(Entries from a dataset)
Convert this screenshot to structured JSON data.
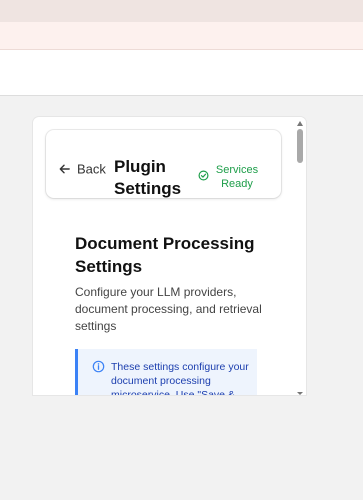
{
  "header": {
    "back_label": "Back",
    "title": "Plugin Settings",
    "status_text": "Services Ready"
  },
  "main": {
    "section_title": "Document Processing Settings",
    "section_description": "Configure your LLM providers, document processing, and retrieval settings",
    "info_text": "These settings configure your document processing microservice. Use \"Save & Apply\" to update the service."
  },
  "icons": {
    "back": "arrow-left-icon",
    "status": "check-circle-icon",
    "info": "info-circle-icon"
  },
  "colors": {
    "status_green": "#1e9e4a",
    "info_blue": "#3b82f6",
    "info_text": "#1e40af"
  }
}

Problem: Copy the data exactly. Any picture it contains is to be omitted.

Response:
Convert this screenshot to structured JSON data.
{
  "header": {
    "back_label": "Back",
    "title": "Plugin Settings",
    "status_text": "Services Ready"
  },
  "main": {
    "section_title": "Document Processing Settings",
    "section_description": "Configure your LLM providers, document processing, and retrieval settings",
    "info_text": "These settings configure your document processing microservice. Use \"Save & Apply\" to update the service."
  },
  "icons": {
    "back": "arrow-left-icon",
    "status": "check-circle-icon",
    "info": "info-circle-icon"
  },
  "colors": {
    "status_green": "#1e9e4a",
    "info_blue": "#3b82f6",
    "info_text": "#1e40af"
  }
}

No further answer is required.